Records from a data source:

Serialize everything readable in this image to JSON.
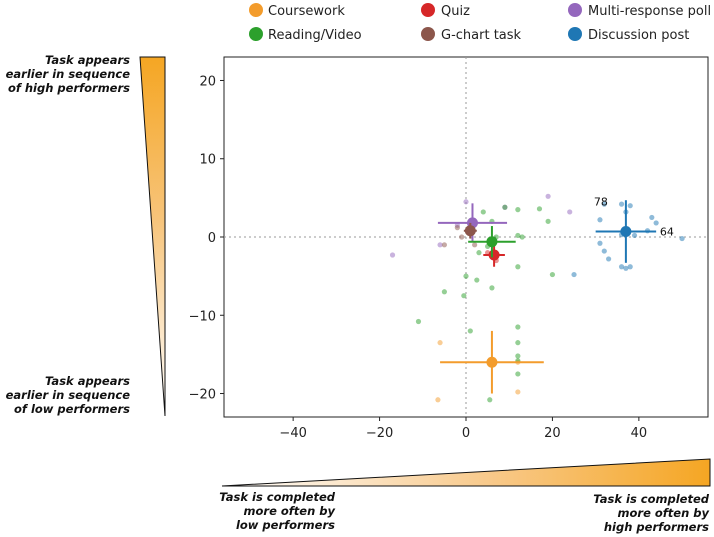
{
  "chart_data": {
    "type": "scatter",
    "xlim": [
      -56,
      56
    ],
    "ylim": [
      -23,
      23
    ],
    "xticks": [
      -40,
      -20,
      0,
      20,
      40
    ],
    "yticks": [
      -20,
      -10,
      0,
      10,
      20
    ],
    "xtick_labels": [
      "−40",
      "−20",
      "0",
      "20",
      "40"
    ],
    "ytick_labels": [
      "−20",
      "−10",
      "0",
      "10",
      "20"
    ],
    "grid": false,
    "reference_lines": [
      0,
      0
    ],
    "legend": {
      "placement": "top",
      "entries": [
        {
          "name": "Coursework",
          "color": "#f39c2c"
        },
        {
          "name": "Quiz",
          "color": "#d62728"
        },
        {
          "name": "Multi-response poll",
          "color": "#9467bd"
        },
        {
          "name": "Reading/Video",
          "color": "#2ca02c"
        },
        {
          "name": "G-chart task",
          "color": "#8c564b"
        },
        {
          "name": "Discussion post",
          "color": "#1f77b4"
        }
      ]
    },
    "y_annotation_top": [
      "Task appears",
      "earlier in sequence",
      "of high performers"
    ],
    "y_annotation_bottom": [
      "Task appears",
      "earlier in sequence",
      "of low performers"
    ],
    "x_annotation_left": [
      "Task is completed",
      "more often by",
      "low performers"
    ],
    "x_annotation_right": [
      "Task is completed",
      "more often by",
      "high performers"
    ],
    "means": [
      {
        "series": "Coursework",
        "x": 6,
        "y": -16,
        "xerr": 12,
        "yerr": 4,
        "color": "#f39c2c"
      },
      {
        "series": "Quiz",
        "x": 6.5,
        "y": -2.3,
        "xerr": 2.5,
        "yerr": 1.5,
        "color": "#d62728"
      },
      {
        "series": "Multi-response poll",
        "x": 1.5,
        "y": 1.8,
        "xerr": 8,
        "yerr": 2.5,
        "color": "#9467bd"
      },
      {
        "series": "Reading/Video",
        "x": 6,
        "y": -0.6,
        "xerr": 5.5,
        "yerr": 2,
        "color": "#2ca02c"
      },
      {
        "series": "G-chart task",
        "x": 1,
        "y": 0.8,
        "xerr": 1.5,
        "yerr": 1,
        "color": "#8c564b"
      },
      {
        "series": "Discussion post",
        "x": 37,
        "y": 0.7,
        "xerr": 7,
        "yerr": 4,
        "color": "#1f77b4",
        "labels": [
          "78",
          "64"
        ]
      }
    ],
    "series": [
      {
        "name": "Coursework",
        "color": "#f39c2c",
        "points": [
          [
            -6,
            -13.5
          ],
          [
            -6.5,
            -20.8
          ],
          [
            12,
            -19.8
          ],
          [
            12,
            -16
          ]
        ]
      },
      {
        "name": "Quiz",
        "color": "#d62728",
        "points": [
          [
            5,
            -2
          ],
          [
            6,
            -2.5
          ],
          [
            7,
            -3
          ]
        ]
      },
      {
        "name": "Multi-response poll",
        "color": "#9467bd",
        "points": [
          [
            -17,
            -2.3
          ],
          [
            -6,
            -1
          ],
          [
            -2,
            1.5
          ],
          [
            0,
            4.5
          ],
          [
            19,
            5.2
          ],
          [
            24,
            3.2
          ],
          [
            9,
            3.8
          ]
        ]
      },
      {
        "name": "Reading/Video",
        "color": "#2ca02c",
        "points": [
          [
            -5,
            -7
          ],
          [
            -0.5,
            -7.5
          ],
          [
            -11,
            -10.8
          ],
          [
            1,
            -12
          ],
          [
            5.5,
            -20.8
          ],
          [
            4,
            3.2
          ],
          [
            9,
            3.8
          ],
          [
            12,
            3.5
          ],
          [
            17,
            3.6
          ],
          [
            19,
            2
          ],
          [
            6,
            2
          ],
          [
            7,
            0
          ],
          [
            12,
            0.2
          ],
          [
            13,
            0
          ],
          [
            5,
            -1.2
          ],
          [
            3,
            -2
          ],
          [
            12,
            -3.8
          ],
          [
            20,
            -4.8
          ],
          [
            2.5,
            -5.5
          ],
          [
            0,
            -5
          ],
          [
            6,
            -6.5
          ],
          [
            12,
            -11.5
          ],
          [
            12,
            -13.5
          ],
          [
            12,
            -15.2
          ],
          [
            12,
            -15.8
          ],
          [
            12,
            -17.5
          ]
        ]
      },
      {
        "name": "G-chart task",
        "color": "#8c564b",
        "points": [
          [
            -2,
            1.2
          ],
          [
            -1,
            0
          ],
          [
            2,
            -1
          ],
          [
            -5,
            -1
          ]
        ]
      },
      {
        "name": "Discussion post",
        "color": "#1f77b4",
        "points": [
          [
            31,
            2.2
          ],
          [
            32,
            4.2
          ],
          [
            36,
            4.2
          ],
          [
            37,
            3.2
          ],
          [
            38,
            4
          ],
          [
            43,
            2.5
          ],
          [
            44,
            1.8
          ],
          [
            42,
            0.8
          ],
          [
            39,
            0.2
          ],
          [
            36,
            0.3
          ],
          [
            31,
            -0.8
          ],
          [
            32,
            -1.8
          ],
          [
            33,
            -2.8
          ],
          [
            37,
            -4
          ],
          [
            38,
            -3.8
          ],
          [
            36,
            -3.8
          ],
          [
            50,
            -0.2
          ],
          [
            25,
            -4.8
          ]
        ]
      }
    ]
  }
}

Task objective: Check every line of the data, and copy the ones that contain "poll".

Answer to the exercise:
          "name": "Multi-response poll",
        "series": "Multi-response poll",
        "name": "Multi-response poll",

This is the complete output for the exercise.